* _Work required_:
Duplicate the data from the line containing "What elements are" through the line containing "photo-trees-right (955, 843, 1155, 1262)", including both of those lines. Leave the pictures out of your answer.

* _Records_:
[start]
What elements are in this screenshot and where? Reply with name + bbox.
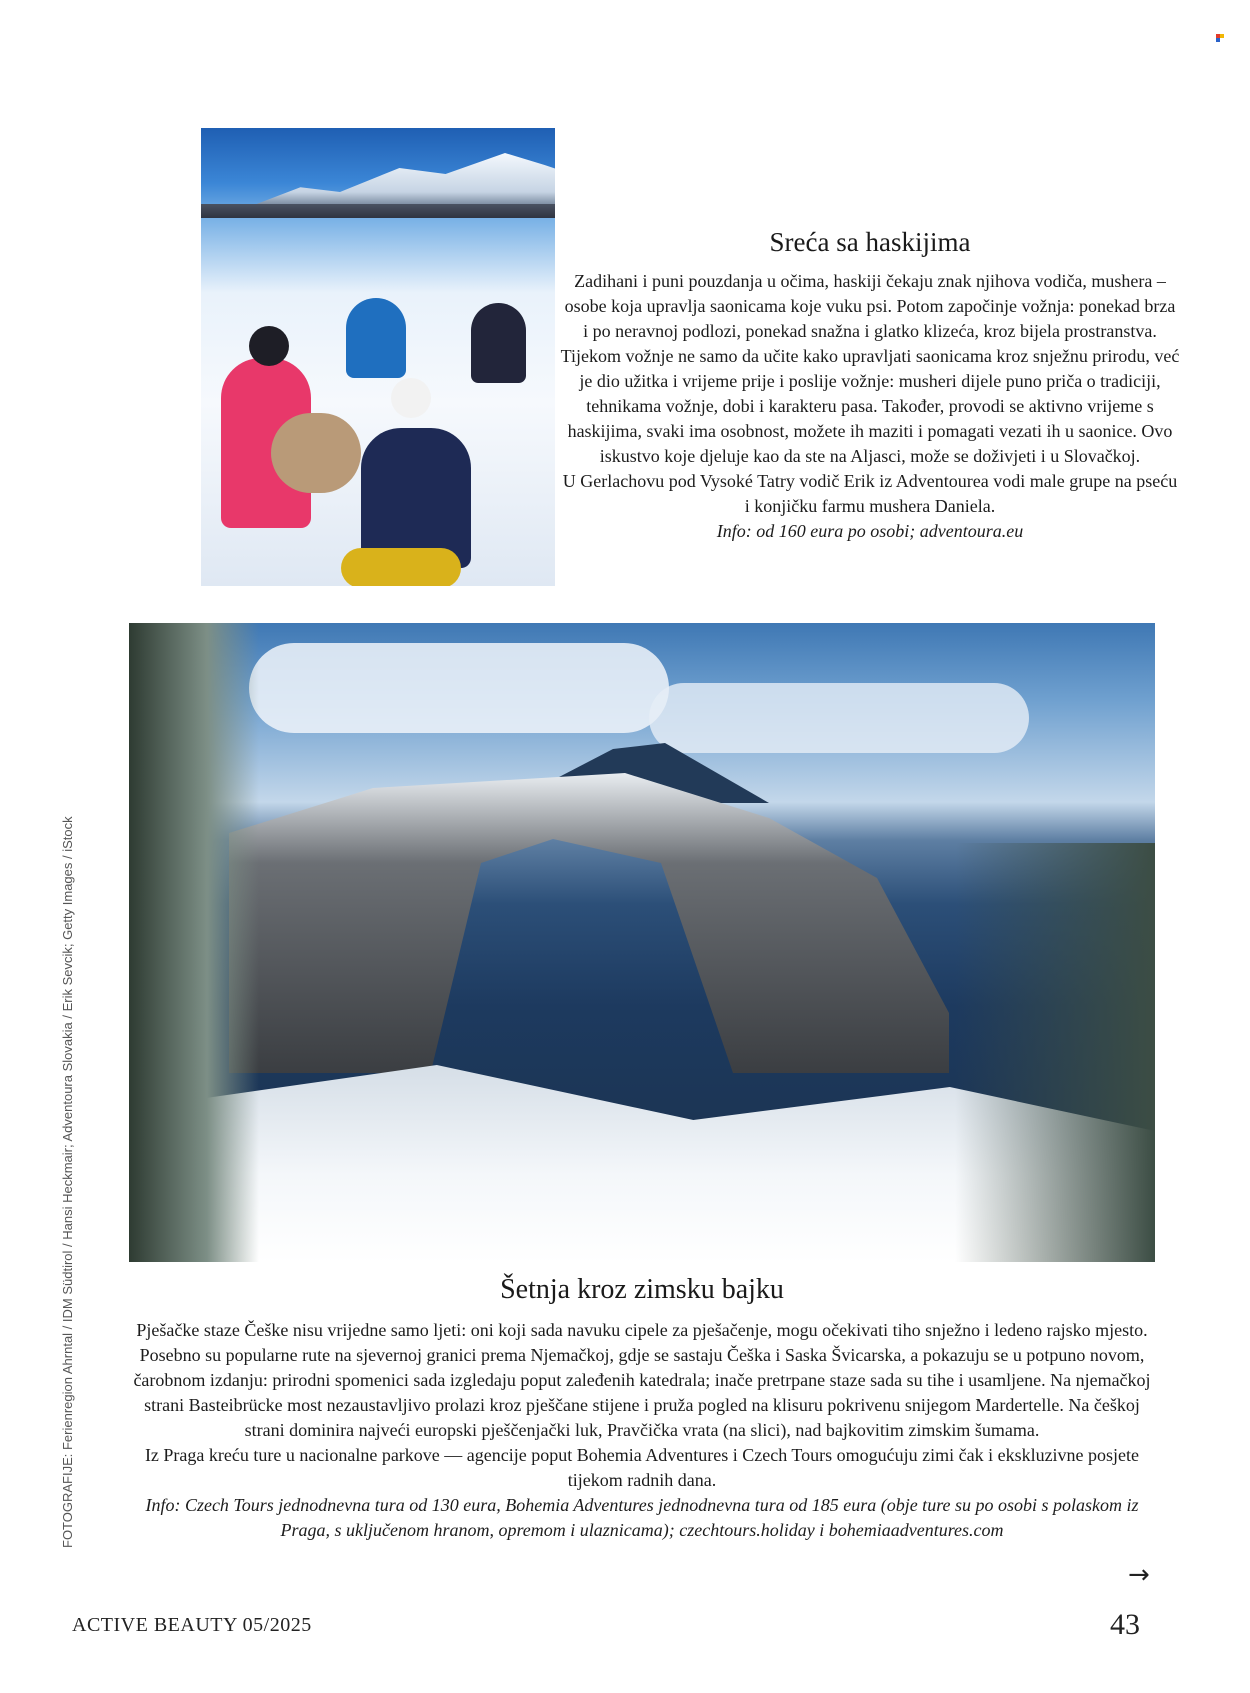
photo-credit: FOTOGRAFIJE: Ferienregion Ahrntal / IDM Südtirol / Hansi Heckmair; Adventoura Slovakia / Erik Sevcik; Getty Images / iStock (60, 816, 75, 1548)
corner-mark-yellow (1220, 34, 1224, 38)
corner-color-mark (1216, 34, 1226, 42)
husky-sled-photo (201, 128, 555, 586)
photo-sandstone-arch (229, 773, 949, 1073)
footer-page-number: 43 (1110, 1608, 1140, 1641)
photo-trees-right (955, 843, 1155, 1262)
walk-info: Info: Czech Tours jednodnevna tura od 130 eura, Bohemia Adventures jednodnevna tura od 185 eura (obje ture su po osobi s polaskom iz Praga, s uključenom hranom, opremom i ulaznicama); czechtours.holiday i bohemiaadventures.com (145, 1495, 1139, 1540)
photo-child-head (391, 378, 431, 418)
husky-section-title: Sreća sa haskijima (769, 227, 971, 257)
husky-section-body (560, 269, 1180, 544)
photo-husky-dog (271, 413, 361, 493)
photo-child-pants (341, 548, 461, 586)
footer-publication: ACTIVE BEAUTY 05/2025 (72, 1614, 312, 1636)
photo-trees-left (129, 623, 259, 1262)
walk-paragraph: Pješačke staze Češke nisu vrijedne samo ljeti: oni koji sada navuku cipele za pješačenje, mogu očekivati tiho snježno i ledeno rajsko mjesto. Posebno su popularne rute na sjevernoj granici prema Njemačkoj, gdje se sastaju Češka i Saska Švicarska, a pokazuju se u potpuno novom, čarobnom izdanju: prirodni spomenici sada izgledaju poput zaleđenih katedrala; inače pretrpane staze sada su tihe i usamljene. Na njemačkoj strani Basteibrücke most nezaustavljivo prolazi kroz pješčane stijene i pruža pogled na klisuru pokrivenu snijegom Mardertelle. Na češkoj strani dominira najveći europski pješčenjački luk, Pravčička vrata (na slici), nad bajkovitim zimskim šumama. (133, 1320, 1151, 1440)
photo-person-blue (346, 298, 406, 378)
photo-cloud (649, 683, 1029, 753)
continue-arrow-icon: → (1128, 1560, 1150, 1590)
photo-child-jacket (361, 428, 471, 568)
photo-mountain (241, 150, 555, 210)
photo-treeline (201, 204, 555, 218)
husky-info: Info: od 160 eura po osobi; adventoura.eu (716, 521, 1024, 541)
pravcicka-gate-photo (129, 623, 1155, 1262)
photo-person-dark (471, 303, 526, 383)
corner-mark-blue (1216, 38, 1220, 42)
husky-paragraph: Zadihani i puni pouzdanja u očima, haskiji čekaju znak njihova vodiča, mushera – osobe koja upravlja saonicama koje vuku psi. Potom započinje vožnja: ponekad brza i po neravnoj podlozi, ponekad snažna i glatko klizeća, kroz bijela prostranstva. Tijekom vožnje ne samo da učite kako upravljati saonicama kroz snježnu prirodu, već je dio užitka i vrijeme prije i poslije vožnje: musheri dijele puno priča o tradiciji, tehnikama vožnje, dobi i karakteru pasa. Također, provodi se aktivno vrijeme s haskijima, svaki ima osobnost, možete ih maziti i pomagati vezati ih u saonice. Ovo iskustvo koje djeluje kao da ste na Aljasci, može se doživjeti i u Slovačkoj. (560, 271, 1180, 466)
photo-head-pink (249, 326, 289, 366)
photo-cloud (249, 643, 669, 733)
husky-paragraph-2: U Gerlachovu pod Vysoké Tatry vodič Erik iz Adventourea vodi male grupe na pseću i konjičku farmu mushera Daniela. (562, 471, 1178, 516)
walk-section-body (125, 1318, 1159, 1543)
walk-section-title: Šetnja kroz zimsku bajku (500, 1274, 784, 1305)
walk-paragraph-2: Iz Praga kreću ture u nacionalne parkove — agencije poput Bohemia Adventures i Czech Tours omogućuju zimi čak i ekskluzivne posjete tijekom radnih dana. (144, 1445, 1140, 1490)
[end]
[start]
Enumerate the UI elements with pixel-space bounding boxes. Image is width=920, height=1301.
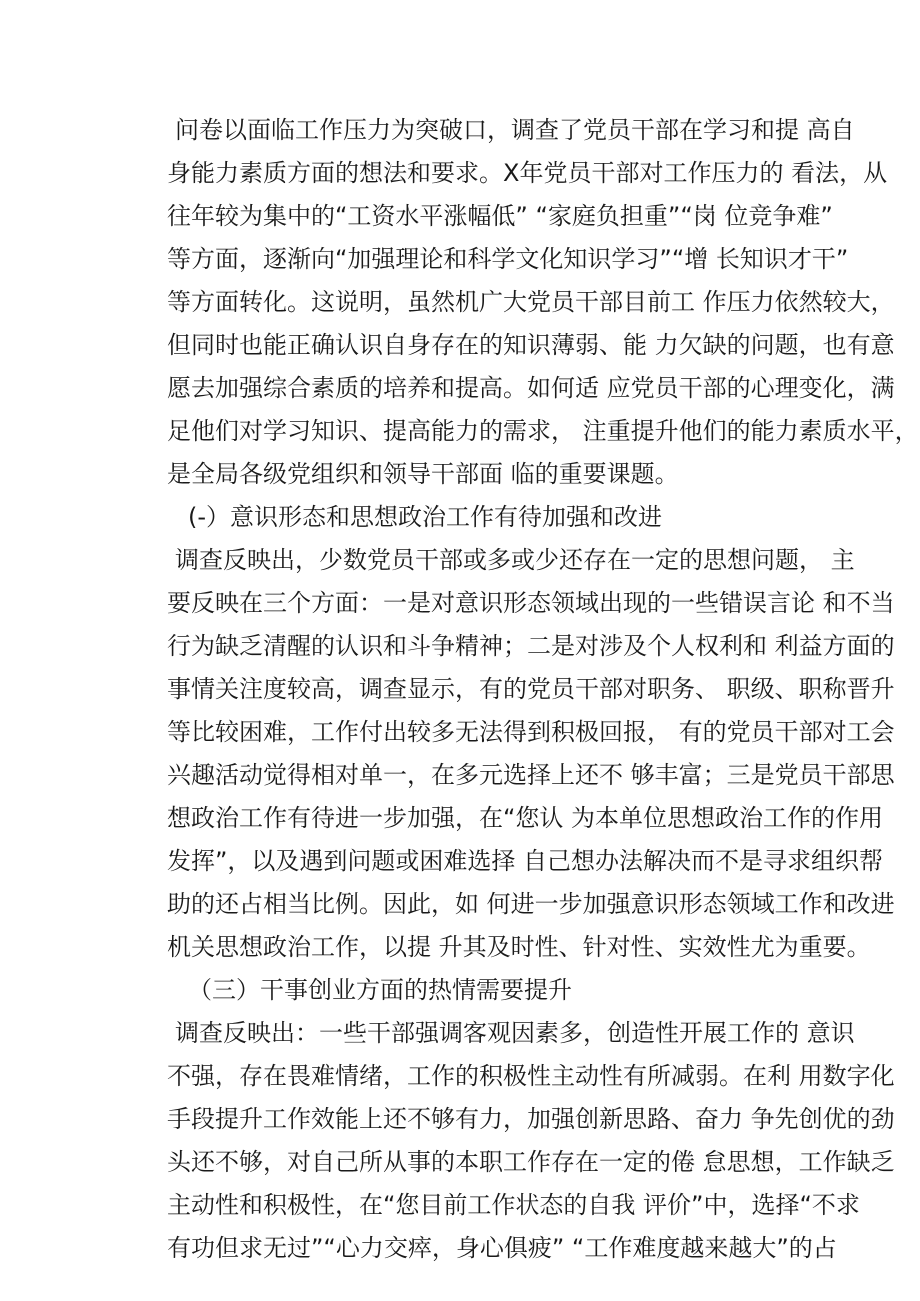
[end]
* _Solution to the problem_:
What elements are in this screenshot and where? Reply with name + bbox.
photo-credit: FOTOGRAFIJE: Ferienregion Ahrntal / IDM Südtirol / Hansi Heckmair; Adventoura Slovakia / Erik Sevcik; Getty Images / iStock (60, 816, 75, 1548)
corner-mark-yellow (1220, 34, 1224, 38)
corner-color-mark (1216, 34, 1226, 42)
husky-sled-photo (201, 128, 555, 586)
photo-sandstone-arch (229, 773, 949, 1073)
footer-page-number: 43 (1110, 1608, 1140, 1641)
photo-trees-right (955, 843, 1155, 1262)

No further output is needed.